(Items from a figure collection)
begin

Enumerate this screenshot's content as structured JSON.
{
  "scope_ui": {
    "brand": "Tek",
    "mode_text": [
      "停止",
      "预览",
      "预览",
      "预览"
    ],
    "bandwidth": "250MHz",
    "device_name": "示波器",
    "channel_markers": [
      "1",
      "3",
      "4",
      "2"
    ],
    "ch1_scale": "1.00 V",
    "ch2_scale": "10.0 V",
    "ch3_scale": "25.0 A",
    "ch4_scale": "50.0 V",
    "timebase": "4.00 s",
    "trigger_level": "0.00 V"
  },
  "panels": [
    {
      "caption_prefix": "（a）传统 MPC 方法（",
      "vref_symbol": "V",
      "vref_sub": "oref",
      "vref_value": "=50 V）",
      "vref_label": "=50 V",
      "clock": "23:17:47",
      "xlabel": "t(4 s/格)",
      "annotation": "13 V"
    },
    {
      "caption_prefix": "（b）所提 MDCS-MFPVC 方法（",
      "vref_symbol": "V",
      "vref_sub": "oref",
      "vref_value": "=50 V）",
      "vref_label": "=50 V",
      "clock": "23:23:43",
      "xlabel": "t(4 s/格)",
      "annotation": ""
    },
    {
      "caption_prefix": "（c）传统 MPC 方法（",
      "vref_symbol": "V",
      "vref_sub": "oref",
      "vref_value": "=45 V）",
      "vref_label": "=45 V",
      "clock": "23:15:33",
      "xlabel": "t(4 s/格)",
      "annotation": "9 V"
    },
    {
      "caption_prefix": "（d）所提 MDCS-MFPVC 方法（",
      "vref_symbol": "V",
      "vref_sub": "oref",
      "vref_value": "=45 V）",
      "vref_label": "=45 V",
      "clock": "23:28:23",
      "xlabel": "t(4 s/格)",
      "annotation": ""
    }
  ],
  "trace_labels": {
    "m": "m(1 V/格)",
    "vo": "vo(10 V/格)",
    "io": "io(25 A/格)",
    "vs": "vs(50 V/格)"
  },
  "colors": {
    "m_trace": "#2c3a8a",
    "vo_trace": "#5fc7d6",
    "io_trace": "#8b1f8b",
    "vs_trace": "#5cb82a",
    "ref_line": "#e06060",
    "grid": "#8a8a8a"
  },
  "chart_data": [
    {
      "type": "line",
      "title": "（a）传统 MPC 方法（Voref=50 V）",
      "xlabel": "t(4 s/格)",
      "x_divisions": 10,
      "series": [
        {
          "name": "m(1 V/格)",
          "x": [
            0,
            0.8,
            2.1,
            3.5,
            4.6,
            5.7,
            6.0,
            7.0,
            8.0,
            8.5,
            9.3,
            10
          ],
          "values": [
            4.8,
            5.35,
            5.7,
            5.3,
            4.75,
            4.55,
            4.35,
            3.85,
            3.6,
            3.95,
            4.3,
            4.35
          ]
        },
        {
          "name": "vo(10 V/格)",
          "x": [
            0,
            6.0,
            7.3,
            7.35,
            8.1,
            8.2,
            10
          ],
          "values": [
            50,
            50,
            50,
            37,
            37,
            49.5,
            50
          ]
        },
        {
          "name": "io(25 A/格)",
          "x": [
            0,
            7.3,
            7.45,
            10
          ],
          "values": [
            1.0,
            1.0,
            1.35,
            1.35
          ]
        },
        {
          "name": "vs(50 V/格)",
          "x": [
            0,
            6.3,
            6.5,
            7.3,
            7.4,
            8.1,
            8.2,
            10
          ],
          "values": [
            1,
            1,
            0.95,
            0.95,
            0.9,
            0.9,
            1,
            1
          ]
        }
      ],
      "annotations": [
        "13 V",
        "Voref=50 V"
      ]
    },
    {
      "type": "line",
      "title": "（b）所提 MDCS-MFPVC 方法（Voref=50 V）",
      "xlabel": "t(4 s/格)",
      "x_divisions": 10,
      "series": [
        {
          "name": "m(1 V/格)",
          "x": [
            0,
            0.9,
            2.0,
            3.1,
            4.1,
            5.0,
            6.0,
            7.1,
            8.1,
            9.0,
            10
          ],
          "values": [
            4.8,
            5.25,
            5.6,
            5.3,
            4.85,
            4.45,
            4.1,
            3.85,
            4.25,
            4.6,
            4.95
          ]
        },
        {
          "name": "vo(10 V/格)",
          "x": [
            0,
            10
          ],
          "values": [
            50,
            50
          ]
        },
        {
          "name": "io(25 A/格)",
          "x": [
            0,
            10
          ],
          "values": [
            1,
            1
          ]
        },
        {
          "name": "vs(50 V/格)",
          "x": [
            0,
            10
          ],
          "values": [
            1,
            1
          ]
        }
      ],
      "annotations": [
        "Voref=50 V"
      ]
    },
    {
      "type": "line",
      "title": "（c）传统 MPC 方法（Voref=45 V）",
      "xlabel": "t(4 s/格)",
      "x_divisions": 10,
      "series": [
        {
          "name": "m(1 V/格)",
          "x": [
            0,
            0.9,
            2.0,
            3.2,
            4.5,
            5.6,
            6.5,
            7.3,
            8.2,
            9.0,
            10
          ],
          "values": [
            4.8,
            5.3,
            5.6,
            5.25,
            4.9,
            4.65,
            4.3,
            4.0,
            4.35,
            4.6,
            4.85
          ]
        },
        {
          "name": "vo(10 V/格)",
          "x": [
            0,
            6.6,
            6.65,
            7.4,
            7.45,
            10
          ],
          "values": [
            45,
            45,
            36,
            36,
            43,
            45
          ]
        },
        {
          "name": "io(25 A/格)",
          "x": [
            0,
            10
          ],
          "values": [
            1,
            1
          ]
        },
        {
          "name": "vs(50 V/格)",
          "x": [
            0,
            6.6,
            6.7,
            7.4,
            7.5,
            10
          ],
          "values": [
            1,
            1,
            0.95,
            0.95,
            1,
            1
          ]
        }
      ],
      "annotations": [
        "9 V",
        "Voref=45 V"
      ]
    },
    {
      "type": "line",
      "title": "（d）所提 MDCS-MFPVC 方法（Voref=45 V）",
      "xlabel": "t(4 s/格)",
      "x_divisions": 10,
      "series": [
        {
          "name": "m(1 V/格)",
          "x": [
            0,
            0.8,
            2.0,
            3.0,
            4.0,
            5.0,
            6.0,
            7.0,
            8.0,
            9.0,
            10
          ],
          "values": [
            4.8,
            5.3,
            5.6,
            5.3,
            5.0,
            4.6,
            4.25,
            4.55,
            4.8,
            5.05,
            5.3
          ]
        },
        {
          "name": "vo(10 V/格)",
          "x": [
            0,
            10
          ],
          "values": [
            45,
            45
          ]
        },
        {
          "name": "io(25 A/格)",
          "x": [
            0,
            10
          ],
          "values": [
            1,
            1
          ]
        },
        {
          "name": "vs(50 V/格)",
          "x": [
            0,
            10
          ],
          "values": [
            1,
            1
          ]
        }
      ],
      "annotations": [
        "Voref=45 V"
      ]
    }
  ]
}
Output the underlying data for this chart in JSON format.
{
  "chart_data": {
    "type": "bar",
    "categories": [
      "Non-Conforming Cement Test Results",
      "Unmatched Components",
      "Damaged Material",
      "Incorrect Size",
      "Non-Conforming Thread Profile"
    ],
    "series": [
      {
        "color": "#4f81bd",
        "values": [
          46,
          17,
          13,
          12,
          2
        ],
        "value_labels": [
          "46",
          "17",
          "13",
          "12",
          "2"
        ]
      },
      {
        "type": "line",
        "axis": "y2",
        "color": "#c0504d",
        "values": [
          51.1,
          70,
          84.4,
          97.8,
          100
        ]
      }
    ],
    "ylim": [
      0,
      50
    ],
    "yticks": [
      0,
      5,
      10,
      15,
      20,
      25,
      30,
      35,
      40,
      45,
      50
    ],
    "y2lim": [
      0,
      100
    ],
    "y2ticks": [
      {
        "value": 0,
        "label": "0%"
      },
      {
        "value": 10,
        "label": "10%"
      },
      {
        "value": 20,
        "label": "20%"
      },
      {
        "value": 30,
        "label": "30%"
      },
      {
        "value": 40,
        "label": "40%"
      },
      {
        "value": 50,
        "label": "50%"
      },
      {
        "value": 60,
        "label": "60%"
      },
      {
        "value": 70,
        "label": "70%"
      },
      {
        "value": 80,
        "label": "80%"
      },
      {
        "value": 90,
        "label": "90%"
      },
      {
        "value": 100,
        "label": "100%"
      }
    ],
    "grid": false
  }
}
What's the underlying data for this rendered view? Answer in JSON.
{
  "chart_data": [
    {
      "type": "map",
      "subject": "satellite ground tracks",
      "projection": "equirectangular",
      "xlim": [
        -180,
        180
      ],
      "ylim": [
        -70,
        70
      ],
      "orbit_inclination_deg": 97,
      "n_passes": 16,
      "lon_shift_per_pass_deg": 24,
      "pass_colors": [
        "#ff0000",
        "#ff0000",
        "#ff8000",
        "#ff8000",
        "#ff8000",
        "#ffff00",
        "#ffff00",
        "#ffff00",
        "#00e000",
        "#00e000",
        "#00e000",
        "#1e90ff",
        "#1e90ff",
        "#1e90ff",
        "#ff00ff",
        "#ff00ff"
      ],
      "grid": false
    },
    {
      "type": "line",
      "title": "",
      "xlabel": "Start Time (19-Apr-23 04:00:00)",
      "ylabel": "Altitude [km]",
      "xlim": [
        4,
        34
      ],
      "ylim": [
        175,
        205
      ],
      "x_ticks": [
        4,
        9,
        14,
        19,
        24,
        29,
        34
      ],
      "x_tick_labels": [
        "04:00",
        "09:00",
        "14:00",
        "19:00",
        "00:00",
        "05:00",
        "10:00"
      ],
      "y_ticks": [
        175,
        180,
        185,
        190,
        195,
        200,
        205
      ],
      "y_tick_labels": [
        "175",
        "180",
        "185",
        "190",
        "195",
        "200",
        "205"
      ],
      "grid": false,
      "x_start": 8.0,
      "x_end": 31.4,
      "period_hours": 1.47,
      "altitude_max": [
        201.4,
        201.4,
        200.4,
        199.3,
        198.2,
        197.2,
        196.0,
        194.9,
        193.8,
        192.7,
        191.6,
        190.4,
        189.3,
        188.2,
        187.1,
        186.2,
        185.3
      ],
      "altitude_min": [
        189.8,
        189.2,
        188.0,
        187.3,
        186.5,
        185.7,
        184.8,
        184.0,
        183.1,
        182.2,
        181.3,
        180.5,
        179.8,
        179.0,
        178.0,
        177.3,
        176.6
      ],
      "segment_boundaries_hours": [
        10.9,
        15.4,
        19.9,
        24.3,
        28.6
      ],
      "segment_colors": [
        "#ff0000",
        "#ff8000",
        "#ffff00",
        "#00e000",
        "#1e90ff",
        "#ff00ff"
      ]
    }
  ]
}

end

Problem requirements
Copy out each line of the entries that holds "clock".

Solved exercise
      "clock": "23:17:47",
      "clock": "23:23:43",
      "clock": "23:15:33",
      "clock": "23:28:23",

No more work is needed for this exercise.